WHAT YOU ARE ASKED TO DO
Each line that holds the word "Temperatura" counts once; give the total number of such lines and nothing else.

RECORDS FOR PROCESSING
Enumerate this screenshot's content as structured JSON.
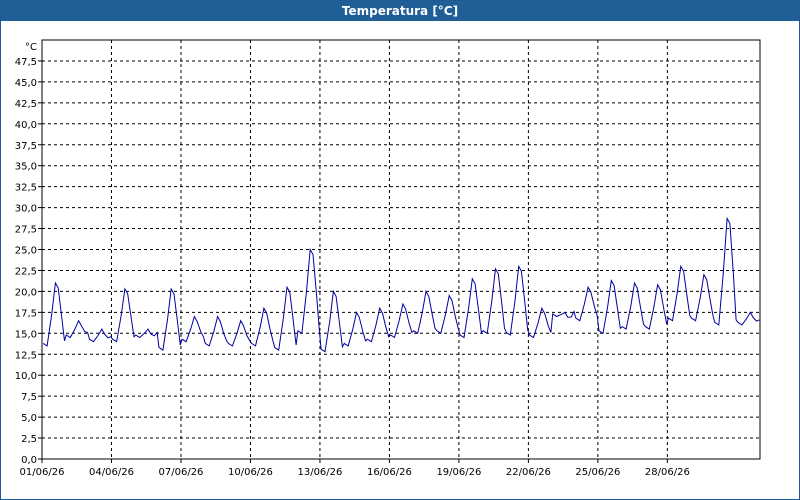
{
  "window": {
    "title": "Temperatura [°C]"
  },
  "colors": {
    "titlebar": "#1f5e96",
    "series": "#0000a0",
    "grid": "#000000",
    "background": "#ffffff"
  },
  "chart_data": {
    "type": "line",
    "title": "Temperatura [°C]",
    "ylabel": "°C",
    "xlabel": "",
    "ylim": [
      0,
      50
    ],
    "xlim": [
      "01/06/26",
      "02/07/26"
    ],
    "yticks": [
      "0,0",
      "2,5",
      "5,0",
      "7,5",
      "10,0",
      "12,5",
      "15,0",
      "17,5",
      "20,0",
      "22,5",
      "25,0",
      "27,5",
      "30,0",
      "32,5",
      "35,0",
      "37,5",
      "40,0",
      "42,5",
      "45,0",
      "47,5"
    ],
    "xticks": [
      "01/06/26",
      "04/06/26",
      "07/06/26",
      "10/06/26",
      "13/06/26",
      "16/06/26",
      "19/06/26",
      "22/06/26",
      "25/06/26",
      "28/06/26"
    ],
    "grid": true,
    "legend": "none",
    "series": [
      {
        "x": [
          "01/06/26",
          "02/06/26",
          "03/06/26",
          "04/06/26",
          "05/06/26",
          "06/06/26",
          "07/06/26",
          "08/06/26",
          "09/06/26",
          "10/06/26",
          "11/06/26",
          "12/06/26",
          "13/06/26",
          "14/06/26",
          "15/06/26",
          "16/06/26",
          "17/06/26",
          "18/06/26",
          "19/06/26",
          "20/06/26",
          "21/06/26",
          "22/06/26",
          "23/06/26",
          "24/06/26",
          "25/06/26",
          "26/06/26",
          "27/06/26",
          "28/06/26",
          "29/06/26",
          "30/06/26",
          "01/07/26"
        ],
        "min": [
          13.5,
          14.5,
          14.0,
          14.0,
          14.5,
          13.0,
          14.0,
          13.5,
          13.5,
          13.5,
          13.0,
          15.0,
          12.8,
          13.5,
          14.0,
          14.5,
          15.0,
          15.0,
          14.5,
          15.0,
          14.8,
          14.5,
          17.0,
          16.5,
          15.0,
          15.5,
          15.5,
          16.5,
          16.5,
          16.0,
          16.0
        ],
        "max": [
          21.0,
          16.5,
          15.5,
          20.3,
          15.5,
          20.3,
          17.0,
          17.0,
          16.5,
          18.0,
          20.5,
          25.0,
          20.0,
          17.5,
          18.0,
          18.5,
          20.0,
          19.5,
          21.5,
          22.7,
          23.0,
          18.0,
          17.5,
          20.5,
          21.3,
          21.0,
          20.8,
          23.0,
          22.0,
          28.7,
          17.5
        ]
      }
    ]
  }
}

* * *

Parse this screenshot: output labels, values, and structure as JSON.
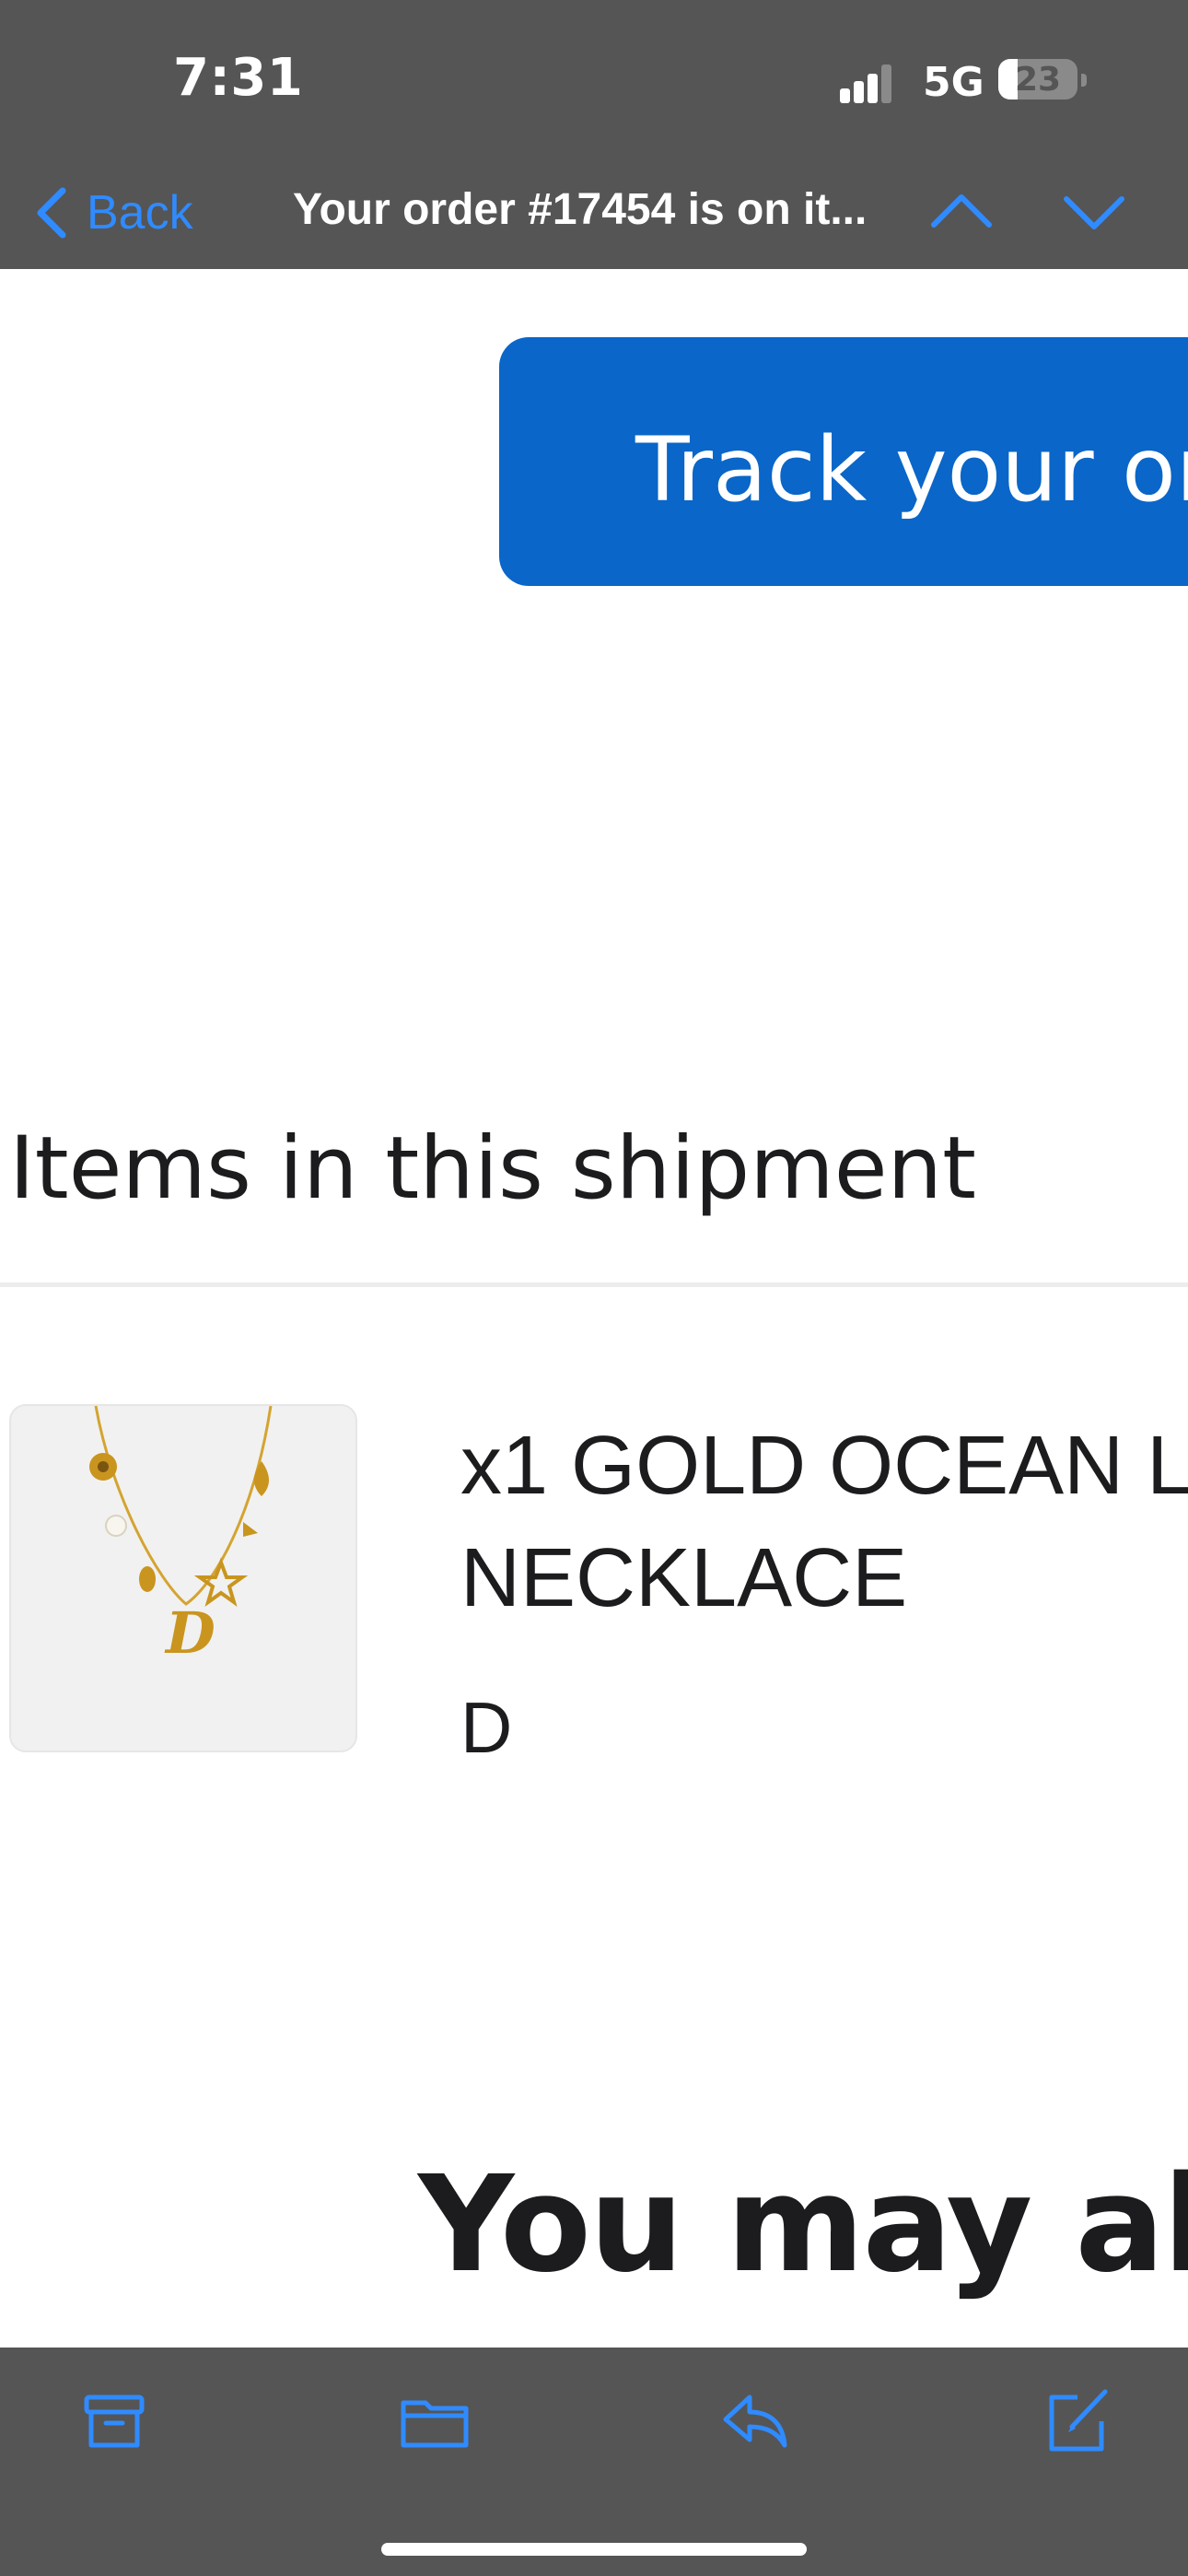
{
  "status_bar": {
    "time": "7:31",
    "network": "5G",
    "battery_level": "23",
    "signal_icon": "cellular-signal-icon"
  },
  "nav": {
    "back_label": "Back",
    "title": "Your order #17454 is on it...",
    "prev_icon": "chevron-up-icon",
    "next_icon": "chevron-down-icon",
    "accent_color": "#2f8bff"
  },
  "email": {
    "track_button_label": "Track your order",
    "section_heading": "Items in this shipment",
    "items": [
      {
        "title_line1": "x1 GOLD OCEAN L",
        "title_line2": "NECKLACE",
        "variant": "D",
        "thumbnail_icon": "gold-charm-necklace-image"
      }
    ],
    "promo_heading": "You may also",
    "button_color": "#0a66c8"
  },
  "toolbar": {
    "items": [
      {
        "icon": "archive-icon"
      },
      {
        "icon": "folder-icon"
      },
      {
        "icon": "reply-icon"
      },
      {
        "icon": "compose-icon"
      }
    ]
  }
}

REPLY
2